▸ THE INPUT
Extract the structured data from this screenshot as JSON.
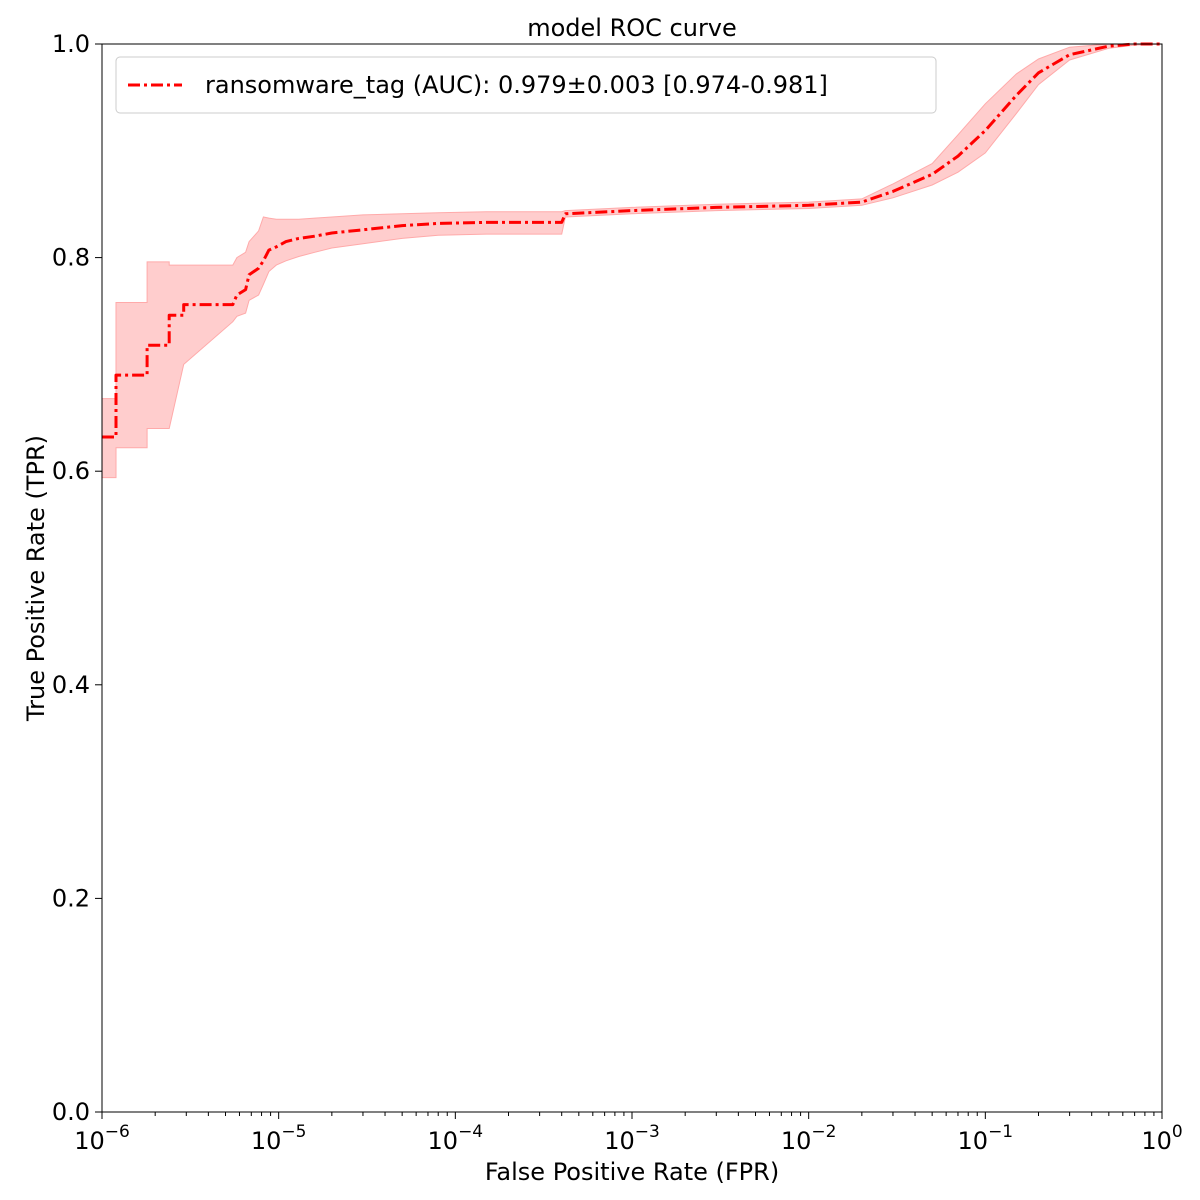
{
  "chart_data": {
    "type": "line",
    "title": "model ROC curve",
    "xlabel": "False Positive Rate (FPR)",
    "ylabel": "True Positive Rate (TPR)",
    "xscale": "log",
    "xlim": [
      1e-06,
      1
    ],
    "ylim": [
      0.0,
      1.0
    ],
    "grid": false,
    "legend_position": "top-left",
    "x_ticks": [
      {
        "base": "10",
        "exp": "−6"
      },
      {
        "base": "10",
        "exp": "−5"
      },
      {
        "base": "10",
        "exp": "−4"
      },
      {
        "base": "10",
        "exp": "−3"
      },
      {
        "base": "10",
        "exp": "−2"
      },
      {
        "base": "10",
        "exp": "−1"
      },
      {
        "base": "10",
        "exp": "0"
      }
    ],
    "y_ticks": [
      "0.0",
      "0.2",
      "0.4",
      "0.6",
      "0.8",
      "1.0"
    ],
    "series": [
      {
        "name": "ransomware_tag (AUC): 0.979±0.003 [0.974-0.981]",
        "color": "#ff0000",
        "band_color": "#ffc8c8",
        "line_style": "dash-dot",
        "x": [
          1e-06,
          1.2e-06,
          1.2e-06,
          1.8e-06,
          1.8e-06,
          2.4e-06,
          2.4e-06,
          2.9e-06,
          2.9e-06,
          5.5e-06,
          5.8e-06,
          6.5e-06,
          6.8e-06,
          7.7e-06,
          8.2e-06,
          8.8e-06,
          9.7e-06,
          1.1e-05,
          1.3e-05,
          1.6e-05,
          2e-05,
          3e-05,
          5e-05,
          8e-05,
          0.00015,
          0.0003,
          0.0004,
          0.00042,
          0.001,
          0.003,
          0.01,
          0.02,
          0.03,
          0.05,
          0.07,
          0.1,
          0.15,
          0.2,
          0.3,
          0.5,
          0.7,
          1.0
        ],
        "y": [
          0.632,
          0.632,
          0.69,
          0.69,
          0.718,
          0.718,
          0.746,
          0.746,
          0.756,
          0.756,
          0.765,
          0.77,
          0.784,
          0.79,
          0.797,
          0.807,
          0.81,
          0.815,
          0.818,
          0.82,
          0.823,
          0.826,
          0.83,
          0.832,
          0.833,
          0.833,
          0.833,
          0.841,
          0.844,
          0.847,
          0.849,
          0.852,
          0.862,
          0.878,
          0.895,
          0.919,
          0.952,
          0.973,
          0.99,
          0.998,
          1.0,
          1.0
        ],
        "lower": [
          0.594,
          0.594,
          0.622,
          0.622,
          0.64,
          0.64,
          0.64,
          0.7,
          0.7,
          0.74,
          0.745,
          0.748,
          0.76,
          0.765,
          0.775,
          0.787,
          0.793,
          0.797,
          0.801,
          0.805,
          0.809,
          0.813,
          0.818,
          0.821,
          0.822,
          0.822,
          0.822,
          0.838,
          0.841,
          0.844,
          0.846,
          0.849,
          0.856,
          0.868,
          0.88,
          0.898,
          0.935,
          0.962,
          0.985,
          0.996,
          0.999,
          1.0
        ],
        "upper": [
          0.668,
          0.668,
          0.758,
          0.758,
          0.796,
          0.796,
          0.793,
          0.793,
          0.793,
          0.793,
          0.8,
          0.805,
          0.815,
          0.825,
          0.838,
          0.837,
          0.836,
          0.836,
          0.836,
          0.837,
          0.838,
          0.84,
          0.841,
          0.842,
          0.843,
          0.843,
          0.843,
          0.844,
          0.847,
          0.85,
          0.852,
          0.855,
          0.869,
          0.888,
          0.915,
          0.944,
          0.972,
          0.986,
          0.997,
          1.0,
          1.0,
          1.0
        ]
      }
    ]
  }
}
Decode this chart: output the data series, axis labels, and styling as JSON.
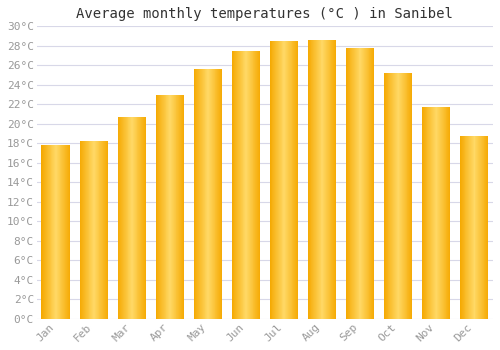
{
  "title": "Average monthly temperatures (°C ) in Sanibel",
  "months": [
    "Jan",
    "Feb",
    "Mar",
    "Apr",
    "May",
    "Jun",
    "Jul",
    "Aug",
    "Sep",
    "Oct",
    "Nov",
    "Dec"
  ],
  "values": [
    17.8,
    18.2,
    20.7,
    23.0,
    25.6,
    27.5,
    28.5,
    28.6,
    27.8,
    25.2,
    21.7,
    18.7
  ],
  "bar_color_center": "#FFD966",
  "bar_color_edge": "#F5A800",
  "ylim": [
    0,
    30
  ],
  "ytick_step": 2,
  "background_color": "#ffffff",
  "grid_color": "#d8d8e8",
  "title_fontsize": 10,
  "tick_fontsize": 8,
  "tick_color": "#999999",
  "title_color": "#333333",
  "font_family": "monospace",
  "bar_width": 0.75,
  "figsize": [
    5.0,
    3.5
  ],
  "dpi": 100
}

▸ TASK DIRECTIONS
Select every line in the records above that contains the word "this".

▸ RESPONSE
Extract the structured data from this screenshot as JSON.
Decode this chart: output the data series, axis labels, and styling as JSON.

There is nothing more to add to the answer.